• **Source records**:
• • • •

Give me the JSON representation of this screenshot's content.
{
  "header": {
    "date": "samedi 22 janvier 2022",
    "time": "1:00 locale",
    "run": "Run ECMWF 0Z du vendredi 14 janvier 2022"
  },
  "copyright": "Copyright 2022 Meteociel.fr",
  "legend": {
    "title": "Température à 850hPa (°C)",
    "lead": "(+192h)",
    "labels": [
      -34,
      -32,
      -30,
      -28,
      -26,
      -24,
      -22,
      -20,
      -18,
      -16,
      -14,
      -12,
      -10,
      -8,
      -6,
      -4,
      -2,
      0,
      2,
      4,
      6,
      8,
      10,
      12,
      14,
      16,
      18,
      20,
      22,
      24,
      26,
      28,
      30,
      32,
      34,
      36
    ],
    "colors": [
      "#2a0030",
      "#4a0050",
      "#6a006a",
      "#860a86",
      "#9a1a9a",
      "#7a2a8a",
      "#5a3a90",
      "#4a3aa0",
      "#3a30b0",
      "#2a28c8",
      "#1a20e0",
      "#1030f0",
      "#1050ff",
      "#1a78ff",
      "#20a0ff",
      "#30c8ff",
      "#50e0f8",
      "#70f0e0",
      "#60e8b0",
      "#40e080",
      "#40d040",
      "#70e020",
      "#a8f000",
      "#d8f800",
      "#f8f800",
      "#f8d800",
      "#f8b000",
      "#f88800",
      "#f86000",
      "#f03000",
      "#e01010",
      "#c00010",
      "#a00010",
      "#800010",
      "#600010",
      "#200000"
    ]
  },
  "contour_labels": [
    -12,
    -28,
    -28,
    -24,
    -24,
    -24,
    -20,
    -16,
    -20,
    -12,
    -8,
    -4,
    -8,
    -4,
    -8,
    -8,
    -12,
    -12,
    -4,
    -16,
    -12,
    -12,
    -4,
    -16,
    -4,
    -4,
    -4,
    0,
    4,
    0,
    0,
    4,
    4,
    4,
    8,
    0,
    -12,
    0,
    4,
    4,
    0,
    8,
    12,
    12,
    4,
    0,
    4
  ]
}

• • • •

• **OBJECTIVE**: Output the records above in their entirety, exactly.

• **SOLUTION TO THE EXERCISE**:
Give me the JSON representation of this screenshot's content.
{
  "header": {
    "date": "samedi 22 janvier 2022",
    "time": "1:00 locale",
    "run": "Run ECMWF 0Z du vendredi 14 janvier 2022"
  },
  "copyright": "Copyright 2022 Meteociel.fr",
  "legend": {
    "title": "Température à 850hPa (°C)",
    "lead": "(+192h)",
    "labels": [
      -34,
      -32,
      -30,
      -28,
      -26,
      -24,
      -22,
      -20,
      -18,
      -16,
      -14,
      -12,
      -10,
      -8,
      -6,
      -4,
      -2,
      0,
      2,
      4,
      6,
      8,
      10,
      12,
      14,
      16,
      18,
      20,
      22,
      24,
      26,
      28,
      30,
      32,
      34,
      36
    ],
    "colors": [
      "#2a0030",
      "#4a0050",
      "#6a006a",
      "#860a86",
      "#9a1a9a",
      "#7a2a8a",
      "#5a3a90",
      "#4a3aa0",
      "#3a30b0",
      "#2a28c8",
      "#1a20e0",
      "#1030f0",
      "#1050ff",
      "#1a78ff",
      "#20a0ff",
      "#30c8ff",
      "#50e0f8",
      "#70f0e0",
      "#60e8b0",
      "#40e080",
      "#40d040",
      "#70e020",
      "#a8f000",
      "#d8f800",
      "#f8f800",
      "#f8d800",
      "#f8b000",
      "#f88800",
      "#f86000",
      "#f03000",
      "#e01010",
      "#c00010",
      "#a00010",
      "#800010",
      "#600010",
      "#200000"
    ]
  },
  "contour_labels": [
    -12,
    -28,
    -28,
    -24,
    -24,
    -24,
    -20,
    -16,
    -20,
    -12,
    -8,
    -4,
    -8,
    -4,
    -8,
    -8,
    -12,
    -12,
    -4,
    -16,
    -12,
    -12,
    -4,
    -16,
    -4,
    -4,
    -4,
    0,
    4,
    0,
    0,
    4,
    4,
    4,
    8,
    0,
    -12,
    0,
    4,
    4,
    0,
    8,
    12,
    12,
    4,
    0,
    4
  ]
}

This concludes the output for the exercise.